**Aim of the exercise:** Each of the entries should be retyped precisely as it appears.

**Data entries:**
=-=-=
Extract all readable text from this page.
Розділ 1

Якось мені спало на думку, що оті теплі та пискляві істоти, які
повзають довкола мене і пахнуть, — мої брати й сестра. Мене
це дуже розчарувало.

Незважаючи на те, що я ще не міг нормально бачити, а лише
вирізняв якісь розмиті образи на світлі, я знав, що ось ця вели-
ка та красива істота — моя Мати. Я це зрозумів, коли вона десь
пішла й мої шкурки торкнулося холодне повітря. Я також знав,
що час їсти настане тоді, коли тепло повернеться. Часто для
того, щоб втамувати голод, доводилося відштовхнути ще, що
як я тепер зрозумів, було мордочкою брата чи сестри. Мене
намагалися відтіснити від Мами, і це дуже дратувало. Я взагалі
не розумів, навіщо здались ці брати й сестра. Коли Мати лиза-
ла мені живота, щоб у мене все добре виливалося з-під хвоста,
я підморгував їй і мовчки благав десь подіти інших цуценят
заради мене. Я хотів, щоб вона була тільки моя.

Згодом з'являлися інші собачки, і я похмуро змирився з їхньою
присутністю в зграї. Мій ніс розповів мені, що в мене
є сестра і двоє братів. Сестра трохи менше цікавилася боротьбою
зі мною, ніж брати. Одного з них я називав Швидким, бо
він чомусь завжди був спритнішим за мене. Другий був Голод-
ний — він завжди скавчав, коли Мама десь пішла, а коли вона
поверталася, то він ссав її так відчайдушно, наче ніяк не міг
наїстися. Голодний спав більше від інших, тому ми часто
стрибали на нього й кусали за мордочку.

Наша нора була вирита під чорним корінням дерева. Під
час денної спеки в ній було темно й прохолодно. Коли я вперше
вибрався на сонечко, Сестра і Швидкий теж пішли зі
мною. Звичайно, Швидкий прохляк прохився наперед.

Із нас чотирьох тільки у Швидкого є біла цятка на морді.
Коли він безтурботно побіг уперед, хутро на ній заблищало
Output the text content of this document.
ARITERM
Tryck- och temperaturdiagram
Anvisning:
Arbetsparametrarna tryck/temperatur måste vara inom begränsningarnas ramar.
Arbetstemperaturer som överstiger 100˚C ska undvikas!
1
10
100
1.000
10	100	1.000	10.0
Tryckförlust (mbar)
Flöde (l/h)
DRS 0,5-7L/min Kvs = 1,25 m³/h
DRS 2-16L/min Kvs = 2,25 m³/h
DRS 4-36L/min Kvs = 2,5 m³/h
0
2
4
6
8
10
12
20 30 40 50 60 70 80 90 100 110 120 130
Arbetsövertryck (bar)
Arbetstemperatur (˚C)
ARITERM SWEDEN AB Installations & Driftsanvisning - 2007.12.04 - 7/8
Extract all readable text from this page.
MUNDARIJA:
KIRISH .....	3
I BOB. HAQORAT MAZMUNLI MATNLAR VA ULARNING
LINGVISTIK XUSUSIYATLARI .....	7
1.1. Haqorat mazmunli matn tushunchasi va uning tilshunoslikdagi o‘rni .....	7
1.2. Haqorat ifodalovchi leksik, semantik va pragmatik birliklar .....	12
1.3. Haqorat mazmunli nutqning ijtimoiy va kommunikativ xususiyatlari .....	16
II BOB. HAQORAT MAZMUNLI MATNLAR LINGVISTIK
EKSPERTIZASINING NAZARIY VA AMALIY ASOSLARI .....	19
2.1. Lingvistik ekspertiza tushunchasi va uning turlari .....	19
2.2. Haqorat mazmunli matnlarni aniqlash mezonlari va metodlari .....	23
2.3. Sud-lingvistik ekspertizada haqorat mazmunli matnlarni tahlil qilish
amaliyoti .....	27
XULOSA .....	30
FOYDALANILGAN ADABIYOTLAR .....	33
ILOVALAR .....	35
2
=-=-=
**Result:**
Extract all readable text from this page.
Розділ 1

Якось мені спало на думку, що оті теплі та пискляві істоти, які
повзають довкола мене і пахнуть, — мої брати й сестра. Мене
це дуже розчарувало.

Незважаючи на те, що я ще не міг нормально бачити, а лише
вирізняв якісь розмиті образи на світлі, я знав, що ось ця вели-
ка та красива істота — моя Мати. Я це зрозумів, коли вона десь
пішла й мої шкурки торкнулося холодне повітря. Я також знав,
що час їсти настане тоді, коли тепло повернеться. Часто для
того, щоб втамувати голод, доводилося відштовхнути ще, що
як я тепер зрозумів, було мордочкою брата чи сестри. Мене
намагалися відтіснити від Мами, і це дуже дратувало. Я взагалі
не розумів, навіщо здались ці брати й сестра. Коли Мати лиза-
ла мені живота, щоб у мене все добре виливалося з-під хвоста,
я підморгував їй і мовчки благав десь подіти інших цуценят
заради мене. Я хотів, щоб вона була тільки моя.

Згодом з'являлися інші собачки, і я похмуро змирився з їхньою
присутністю в зграї. Мій ніс розповів мені, що в мене
є сестра і двоє братів. Сестра трохи менше цікавилася боротьбою
зі мною, ніж брати. Одного з них я називав Швидким, бо
він чомусь завжди був спритнішим за мене. Другий був Голод-
ний — він завжди скавчав, коли Мама десь пішла, а коли вона
поверталася, то він ссав її так відчайдушно, наче ніяк не міг
наїстися. Голодний спав більше від інших, тому ми часто
стрибали на нього й кусали за мордочку.

Наша нора була вирита під чорним корінням дерева. Під
час денної спеки в ній було темно й прохолодно. Коли я вперше
вибрався на сонечко, Сестра і Швидкий теж пішли зі
мною. Звичайно, Швидкий прохляк прохився наперед.

Із нас чотирьох тільки у Швидкого є біла цятка на морді.
Коли він безтурботно побіг уперед, хутро на ній заблищало
Output the text content of this document.
ARITERM
Tryck- och temperaturdiagram
Anvisning:
Arbetsparametrarna tryck/temperatur måste vara inom begränsningarnas ramar.
Arbetstemperaturer som överstiger 100˚C ska undvikas!
1
10
100
1.000
10	100	1.000	10.0
Tryckförlust (mbar)
Flöde (l/h)
DRS 0,5-7L/min Kvs = 1,25 m³/h
DRS 2-16L/min Kvs = 2,25 m³/h
DRS 4-36L/min Kvs = 2,5 m³/h
0
2
4
6
8
10
12
20 30 40 50 60 70 80 90 100 110 120 130
Arbetsövertryck (bar)
Arbetstemperatur (˚C)
ARITERM SWEDEN AB Installations & Driftsanvisning - 2007.12.04 - 7/8
Extract all readable text from this page.
MUNDARIJA:
KIRISH .....	3
I BOB. HAQORAT MAZMUNLI MATNLAR VA ULARNING
LINGVISTIK XUSUSIYATLARI .....	7
1.1. Haqorat mazmunli matn tushunchasi va uning tilshunoslikdagi o‘rni .....	7
1.2. Haqorat ifodalovchi leksik, semantik va pragmatik birliklar .....	12
1.3. Haqorat mazmunli nutqning ijtimoiy va kommunikativ xususiyatlari .....	16
II BOB. HAQORAT MAZMUNLI MATNLAR LINGVISTIK
EKSPERTIZASINING NAZARIY VA AMALIY ASOSLARI .....	19
2.1. Lingvistik ekspertiza tushunchasi va uning turlari .....	19
2.2. Haqorat mazmunli matnlarni aniqlash mezonlari va metodlari .....	23
2.3. Sud-lingvistik ekspertizada haqorat mazmunli matnlarni tahlil qilish
amaliyoti .....	27
XULOSA .....	30
FOYDALANILGAN ADABIYOTLAR .....	33
ILOVALAR .....	35
2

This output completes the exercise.